Jakarta (pilar.id) – Presiden Joko Widodo (Jokowi) kembali menunjukkan keberpihakannya pada rakyat. Jokowi meminta agar Menteri Ketenagakerjaan, Ida Fauziyah merevisi aturan baru jaminan hari tua (JHT) yang berpolemik di tengah masyarakat.
Asosiasi Serikat Pekerja (ASPEK) Indonesia mengapresiasi sikap Jokowi terkait keputusannya untuk mengambil sikap pada isu JHT kali ini. Pasalnya, polemik terkait aturan baru JHT sudah semakin ramai dan dipertentangkan publik.
“ASPEK mengapresiasi apa yang sudah menjadi sikap Presiden Jokowi, khususnya terkait dengan perintah kepada Menaker untuk melakukan revisi aturan Permenaker 2/2022,” kata Sekretaris Jenderal ASPEK Indonesia, Sabda Pranawa Djati, Rabu (23/2/2022).
Kendati demikian, kata Sabda, ASPEK tidak mengharapkan adanya revisi aturan, melainkan meminta agar Peraturan Menteri Ketenagakerjaan (Permenaker) Nomor 2 tahun 2022 tentang Tata Cara dan Persyaratan Pembayaran Manfaat Jaminan Hari Tua dibatalkan dan kembali kepada Permenaker 19/2015.
Sebab, aturan di Permenaker 19/2015 sudah sangat adil bagi pekerja. dalam aturan itu, para pekerja yang di-PHK atau mengundurkan diri dinyatakan sudah berhenti bekerja dan membayar iuran. Intinya adalah, Permenaker 19/2015 memberikan keleluasaan untuk setiap pekerja yang sudah tidak lagi bekerja untuk mengambil atau tidak dana JHT-nya.

> _Entri Kumpulan Data_
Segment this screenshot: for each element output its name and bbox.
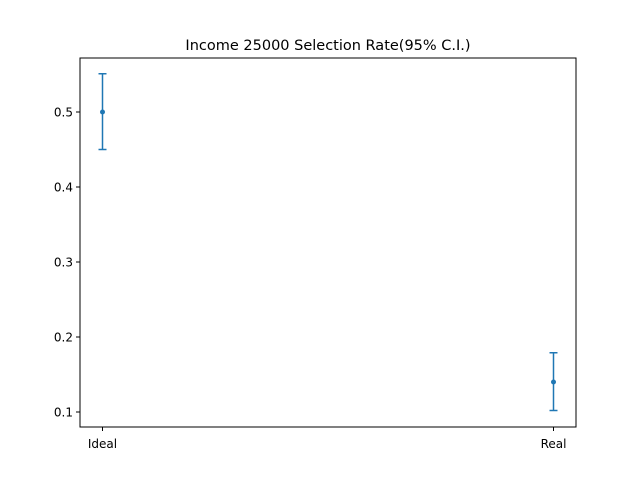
plot-frame bbox=[79, 57, 577, 428]
y-tick-label: 0.5 bbox=[54, 106, 73, 120]
y-tick-label: 0.3 bbox=[54, 256, 73, 270]
data-point-real bbox=[551, 379, 556, 385]
x-tick-label-ideal: Ideal bbox=[88, 437, 117, 451]
x-tick-label-real: Real bbox=[541, 437, 567, 451]
chart-title: Income 25000 Selection Rate(95% C.I.) bbox=[185, 38, 470, 54]
data-point-ideal bbox=[100, 109, 105, 115]
plot-marks bbox=[98, 73, 558, 412]
axis-ticks: Ideal Real 0.1 0.2 0.3 0.4 0.5 bbox=[54, 106, 567, 452]
y-tick-label: 0.1 bbox=[54, 406, 73, 420]
y-tick-label: 0.2 bbox=[54, 331, 73, 345]
y-tick-label: 0.4 bbox=[54, 181, 73, 195]
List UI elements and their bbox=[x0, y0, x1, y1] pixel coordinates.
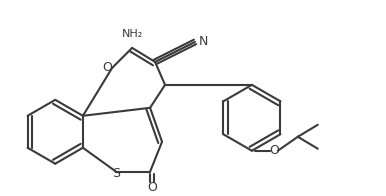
Text: O: O bbox=[102, 61, 112, 74]
Text: O: O bbox=[269, 144, 279, 157]
Text: O: O bbox=[147, 181, 157, 194]
Text: N: N bbox=[198, 35, 208, 48]
Text: NH₂: NH₂ bbox=[122, 29, 143, 39]
Text: S: S bbox=[112, 167, 120, 180]
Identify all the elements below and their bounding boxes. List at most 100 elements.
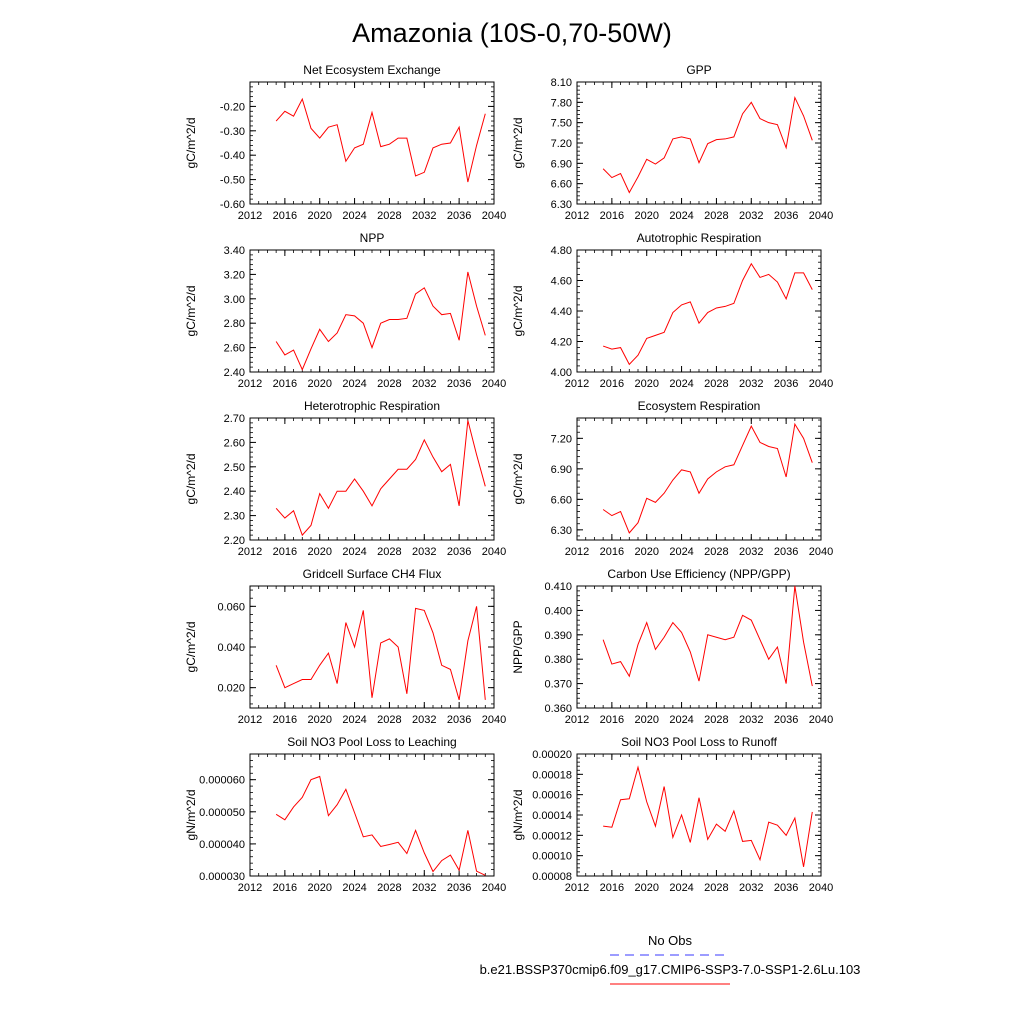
x-tick-label: 2016 [600,714,624,726]
y-tick-label: 2.40 [224,486,245,498]
y-axis-label: gC/m^2/d [184,454,198,505]
y-tick-label: 0.00018 [532,769,572,781]
y-tick-label: -0.50 [220,175,245,187]
x-tick-label: 2016 [273,546,297,558]
plot-frame [576,417,822,541]
y-tick-label: 6.30 [551,199,572,211]
y-tick-label: 6.30 [551,525,572,537]
x-tick-label: 2040 [809,714,833,726]
series-line [602,262,813,366]
x-tick-label: 2020 [307,546,331,558]
y-axis-label: gC/m^2/d [511,118,525,169]
chart-panel: Gridcell Surface CH4 Flux gC/m^2/d 2012 201… [184,567,506,726]
x-tick-label: 2012 [565,378,589,390]
plot-frame [576,585,822,709]
y-tick-label: 0.00008 [532,871,572,883]
x-tick-label: 2012 [238,210,262,222]
y-tick-label: 6.90 [551,158,572,170]
y-tick-label: 3.00 [224,294,245,306]
y-tick-label: 0.00016 [532,790,572,802]
x-tick-label: 2016 [273,714,297,726]
series-line [602,585,813,687]
x-tick-label: 2040 [482,714,506,726]
x-tick-label: 2036 [774,546,798,558]
x-tick-label: 2028 [377,714,401,726]
y-tick-label: 4.20 [551,337,572,349]
x-tick-label: 2020 [307,210,331,222]
y-tick-label: 2.70 [224,413,245,425]
y-tick-label: 0.000060 [199,775,245,787]
chart-panel: Soil NO3 Pool Loss to Runoff gN/m^2/d 2012… [511,735,833,894]
chart-panel: Soil NO3 Pool Loss to Leaching gN/m^2/d 20… [184,735,506,894]
chart-panel: GPP gC/m^2/d 2012 2016 2020 2024 2028 2032 2036 2… [511,63,833,222]
y-tick-label: 6.60 [551,494,572,506]
y-tick-label: 0.040 [217,642,245,654]
chart-panel: Carbon Use Efficiency (NPP/GPP) NPP/GPP 20… [511,567,833,726]
y-tick-label: 7.20 [551,433,572,445]
y-tick-label: 0.380 [544,654,572,666]
x-tick-label: 2032 [739,882,763,894]
x-tick-label: 2024 [669,882,693,894]
series-line [603,765,813,867]
y-tick-label: 0.00020 [532,749,572,761]
y-tick-label: 4.40 [551,306,572,318]
y-axis-label: NPP/GPP [511,620,525,673]
x-tick-label: 2024 [342,882,366,894]
x-tick-label: 2028 [704,882,728,894]
x-tick-label: 2040 [482,210,506,222]
x-tick-label: 2028 [704,546,728,558]
x-tick-label: 2020 [634,546,658,558]
y-tick-label: 0.410 [544,581,572,593]
legend-label-no-obs: No Obs [648,933,693,948]
panel-title: Net Ecosystem Exchange [303,63,441,77]
y-tick-label: 8.10 [551,77,572,89]
series-line [275,271,486,371]
x-tick-label: 2024 [669,378,693,390]
y-tick-label: 0.000040 [199,839,245,851]
y-tick-label: 0.000030 [199,871,245,883]
y-tick-label: 2.40 [224,367,245,379]
x-tick-label: 2012 [238,546,262,558]
x-tick-label: 2032 [739,714,763,726]
y-tick-label: 6.60 [551,179,572,191]
x-tick-label: 2028 [704,714,728,726]
plot-frame [249,81,495,205]
x-tick-label: 2016 [600,546,624,558]
x-tick-label: 2020 [307,378,331,390]
x-tick-label: 2036 [774,714,798,726]
y-tick-label: 2.60 [224,343,245,355]
x-tick-label: 2036 [774,882,798,894]
x-tick-label: 2040 [482,882,506,894]
x-tick-label: 2028 [377,546,401,558]
plot-frame [576,753,822,877]
series-line [602,95,813,194]
x-tick-label: 2032 [739,378,763,390]
x-tick-label: 2036 [774,378,798,390]
x-tick-label: 2020 [634,210,658,222]
y-tick-label: 0.020 [217,683,245,695]
x-tick-label: 2012 [238,714,262,726]
y-tick-label: 0.390 [544,630,572,642]
x-tick-label: 2016 [273,378,297,390]
y-tick-label: 0.00012 [532,830,572,842]
y-tick-label: 2.50 [224,462,245,474]
panel-title: Gridcell Surface CH4 Flux [303,567,442,581]
panel-title: Soil NO3 Pool Loss to Leaching [287,735,456,749]
y-tick-label: 2.80 [224,318,245,330]
x-tick-label: 2036 [447,378,471,390]
x-tick-label: 2024 [342,210,366,222]
x-tick-label: 2024 [342,714,366,726]
y-tick-label: 3.40 [224,245,245,257]
series-line [275,420,486,537]
x-tick-label: 2012 [565,546,589,558]
x-tick-label: 2020 [307,714,331,726]
x-tick-label: 2020 [307,882,331,894]
x-tick-label: 2020 [634,714,658,726]
x-tick-label: 2012 [238,378,262,390]
x-tick-label: 2036 [774,210,798,222]
chart-panel: Net Ecosystem Exchange gC/m^2/d 2012 2016 20… [184,63,506,222]
chart-panel: NPP gC/m^2/d 2012 2016 2020 2024 2028 2032 2036 2… [184,231,506,390]
panel-title: Ecosystem Respiration [638,399,761,413]
x-tick-label: 2016 [600,378,624,390]
x-tick-label: 2028 [704,378,728,390]
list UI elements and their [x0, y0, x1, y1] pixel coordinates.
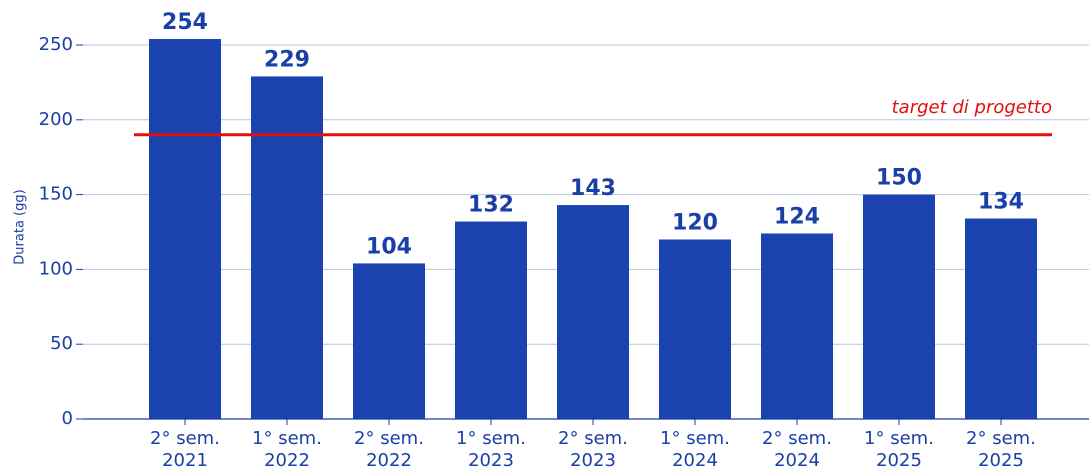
y-tick-label: 0 [62, 408, 73, 429]
x-tick-label: 2° sem. 2023 [558, 428, 628, 471]
x-tick-label: 1° sem. 2022 [252, 428, 322, 471]
x-tick-label: 2° sem. 2022 [354, 428, 424, 471]
bar [353, 263, 425, 419]
bar [659, 239, 731, 419]
y-axis-label: Durata (gg) [13, 189, 28, 264]
bar [557, 205, 629, 419]
x-tick-label: 1° sem. 2024 [660, 428, 730, 471]
value-label: 120 [672, 210, 718, 235]
bar [251, 76, 323, 419]
value-label: 104 [366, 234, 412, 259]
value-label: 132 [468, 193, 514, 218]
y-tick-label: 50 [50, 333, 73, 354]
value-label: 254 [162, 10, 208, 35]
target-label: target di progetto [892, 97, 1052, 118]
bar [149, 39, 221, 420]
value-label: 229 [264, 47, 310, 72]
value-label: 134 [978, 190, 1024, 215]
x-tick-label: 2° sem. 2021 [150, 428, 220, 471]
y-tick-label: 150 [39, 184, 73, 205]
bar [863, 194, 935, 419]
bar [455, 221, 527, 419]
x-tick-label: 2° sem. 2024 [762, 428, 832, 471]
bar [965, 218, 1037, 419]
y-tick-label: 200 [39, 109, 73, 130]
y-tick-label: 250 [39, 34, 73, 55]
y-tick-label: 100 [39, 258, 73, 279]
value-label: 124 [774, 204, 820, 229]
bar [761, 233, 833, 419]
x-tick-label: 1° sem. 2025 [864, 428, 934, 471]
value-label: 150 [876, 166, 922, 191]
x-tick-label: 1° sem. 2023 [456, 428, 526, 471]
x-tick-label: 2° sem. 2025 [966, 428, 1036, 471]
value-label: 143 [570, 176, 616, 201]
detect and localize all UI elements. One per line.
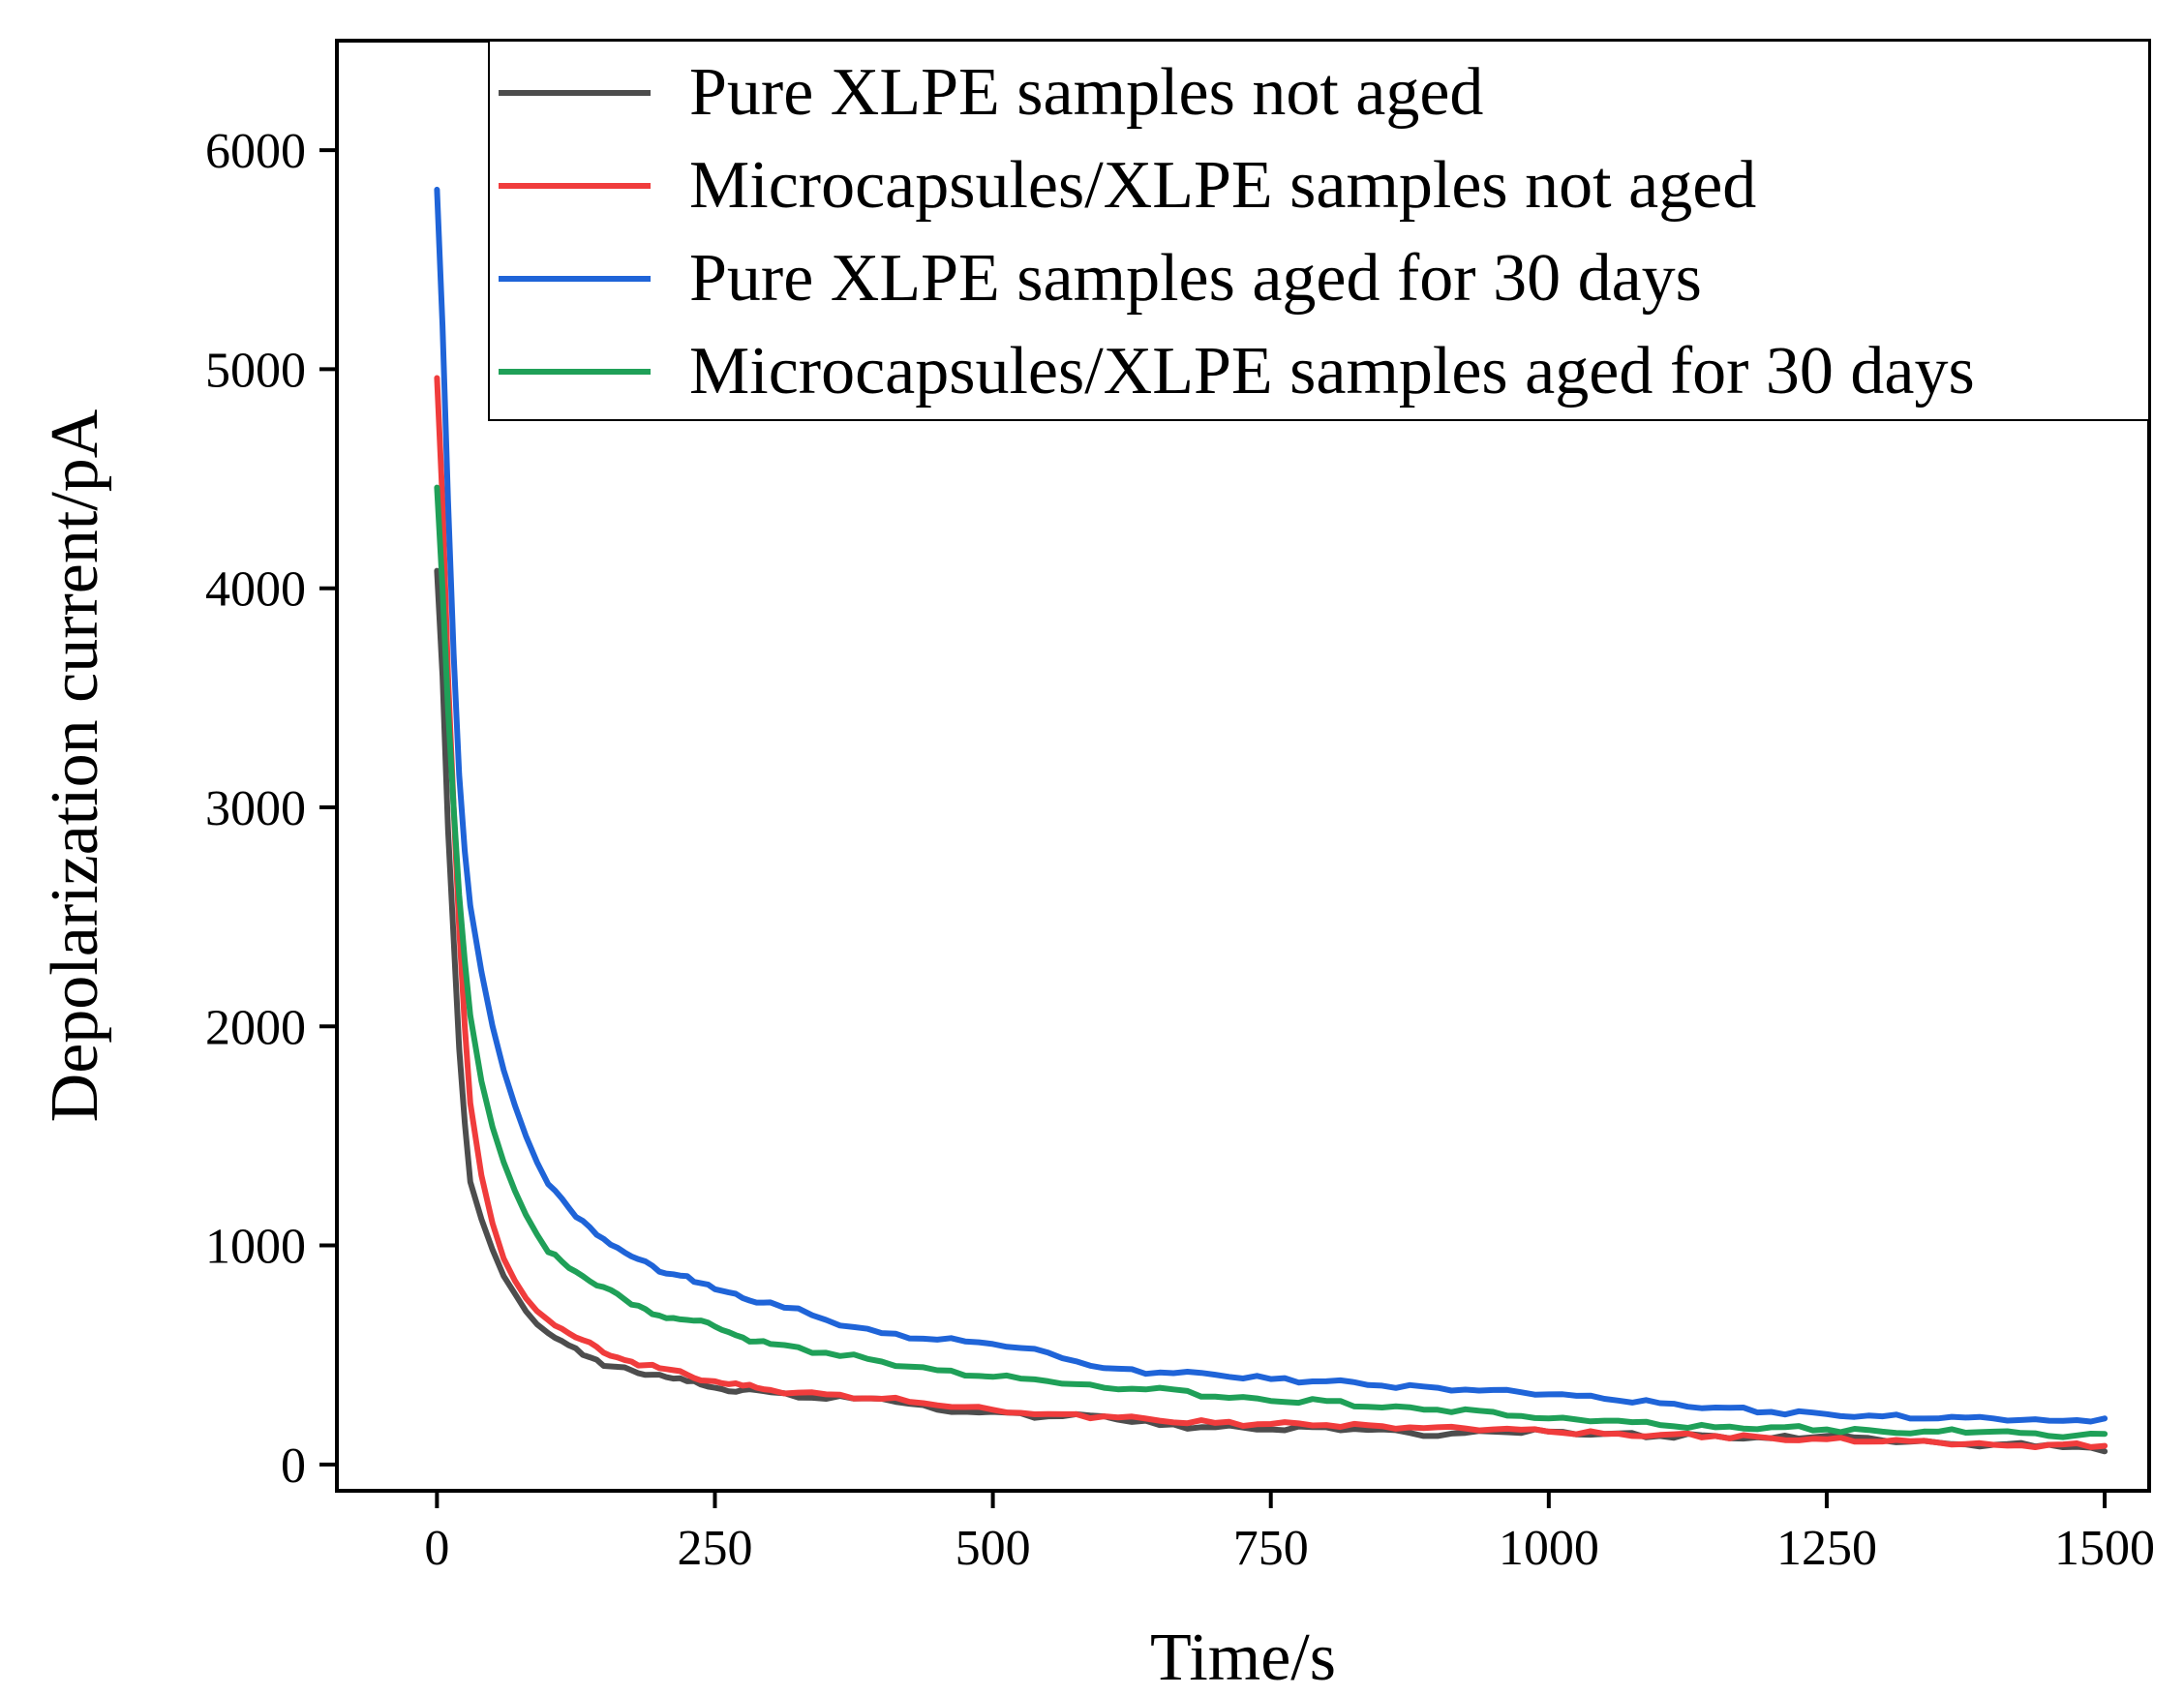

> _Tugas dan Latihan_
**A)** Sebutkan semua nama orang yang muncul dalam berita tentang aturan jaminan hari tua.
**B)** Lanjutkan berita tentang aturan jaminan hari tua mulai setelah kalimat terakhirnya.
Materi tersebut merupakan bahan tersendiri yang terpisah dari berita tentang aturan jaminan hari tua.

> _Kunci Jawaban Latihan_
**A)** Joko Widodo (Jokowi), Ida Fauziyah, Sabda Pranawa Djati

**B)**
“Karena jika dibandingkan dengan Permenaker 15/2015, Permenaker 2/2022 itu perubahan signifikannya pada batas usia pekerja baru bisa mencarikan dana JHT-nya saat 56 tahun, selebihnya hampir sama. Jadi kenapa juga direvisi,” tegasnya.
Ia curiga, Menaker bisa melakukan manuver untuk mengubah Permennaker 19/2015 dengan merevisi Permenaker 2/2022, namun isinya tetap mempersulit atau membatasi hak pekerja. Atau yang paling tidak diinginkan pekerja, revisi aturan tetap tidak memihak pada pekerja atau buruh.
Ia mengancam, kalau pada akhirnya Permenaker 2/2022 direvisi namun tidak sesuai dengan harapan pekerja atau buruh, akan ada demonstrasi yang lebih besar lagi. Pekerja atau buruh alam kembali turun ke jalan untuk meminta keadilan.
“Prinsipnya kembalikan lagi kepada filosofi dasar kepesertaan JHT. Namanya peserta itu, berarti dia masih bekerja dan bayar iuran. Kalau sudah tidak bekerja artinya dia sudah berhenti dan artinya JHT bisa diambil kapanpun dia mau,” tukas Sabda. (her/din)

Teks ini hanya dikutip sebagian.